TASK OBJECTIVE: From the entries below, copy every line holding the word "image".

RECORD EXTRACTS:
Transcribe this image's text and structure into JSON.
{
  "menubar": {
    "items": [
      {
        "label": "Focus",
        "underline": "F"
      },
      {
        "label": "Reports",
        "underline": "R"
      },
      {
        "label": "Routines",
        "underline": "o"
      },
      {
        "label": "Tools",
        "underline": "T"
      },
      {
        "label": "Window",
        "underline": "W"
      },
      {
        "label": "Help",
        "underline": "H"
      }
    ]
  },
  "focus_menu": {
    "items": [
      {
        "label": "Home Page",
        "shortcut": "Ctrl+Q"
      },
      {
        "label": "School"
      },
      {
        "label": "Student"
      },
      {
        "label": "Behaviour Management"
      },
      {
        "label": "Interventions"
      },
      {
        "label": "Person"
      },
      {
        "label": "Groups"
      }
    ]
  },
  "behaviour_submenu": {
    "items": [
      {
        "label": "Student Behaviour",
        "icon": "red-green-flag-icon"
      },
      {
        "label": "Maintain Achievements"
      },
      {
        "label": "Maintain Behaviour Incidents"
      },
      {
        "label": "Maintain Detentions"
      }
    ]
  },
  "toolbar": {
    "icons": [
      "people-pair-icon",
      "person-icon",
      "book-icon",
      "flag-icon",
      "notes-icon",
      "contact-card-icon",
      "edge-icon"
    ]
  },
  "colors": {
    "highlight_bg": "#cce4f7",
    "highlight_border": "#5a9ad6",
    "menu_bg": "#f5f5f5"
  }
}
...
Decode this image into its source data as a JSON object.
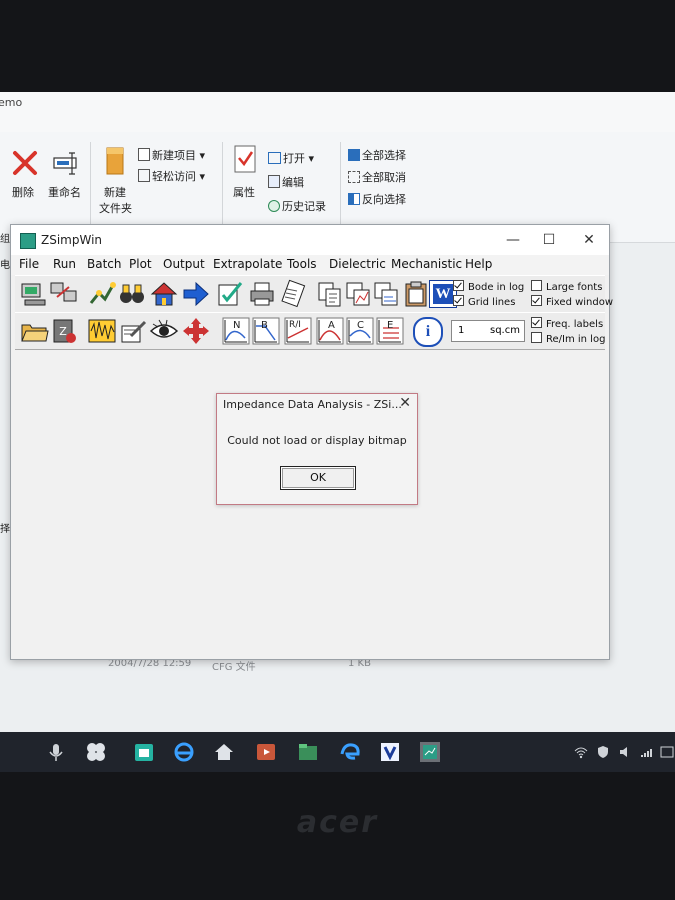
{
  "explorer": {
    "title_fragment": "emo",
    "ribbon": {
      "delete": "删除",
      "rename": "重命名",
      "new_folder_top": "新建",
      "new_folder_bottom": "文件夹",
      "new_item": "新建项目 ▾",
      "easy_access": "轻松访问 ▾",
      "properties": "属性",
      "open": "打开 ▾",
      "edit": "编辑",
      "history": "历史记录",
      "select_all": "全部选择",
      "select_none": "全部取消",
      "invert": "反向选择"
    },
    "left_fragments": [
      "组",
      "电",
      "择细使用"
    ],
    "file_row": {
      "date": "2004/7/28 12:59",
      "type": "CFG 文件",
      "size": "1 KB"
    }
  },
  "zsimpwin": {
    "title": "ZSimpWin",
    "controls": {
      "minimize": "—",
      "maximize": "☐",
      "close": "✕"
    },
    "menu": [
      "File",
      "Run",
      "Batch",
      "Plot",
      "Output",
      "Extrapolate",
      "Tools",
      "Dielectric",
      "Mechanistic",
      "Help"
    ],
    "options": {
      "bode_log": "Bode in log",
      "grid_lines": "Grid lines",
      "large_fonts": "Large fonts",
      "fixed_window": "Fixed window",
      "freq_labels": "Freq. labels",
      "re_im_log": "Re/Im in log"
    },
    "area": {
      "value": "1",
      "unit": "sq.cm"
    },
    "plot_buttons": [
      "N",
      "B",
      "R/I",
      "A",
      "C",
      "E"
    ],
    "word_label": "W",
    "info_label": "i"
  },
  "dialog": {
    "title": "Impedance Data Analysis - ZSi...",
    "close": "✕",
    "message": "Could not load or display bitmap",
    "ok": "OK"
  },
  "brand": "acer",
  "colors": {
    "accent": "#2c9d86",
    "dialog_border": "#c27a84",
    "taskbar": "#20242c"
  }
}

THE REPLY:
Transcribe this image's text and structure into JSON.
Decode this image into its source data as a JSON object.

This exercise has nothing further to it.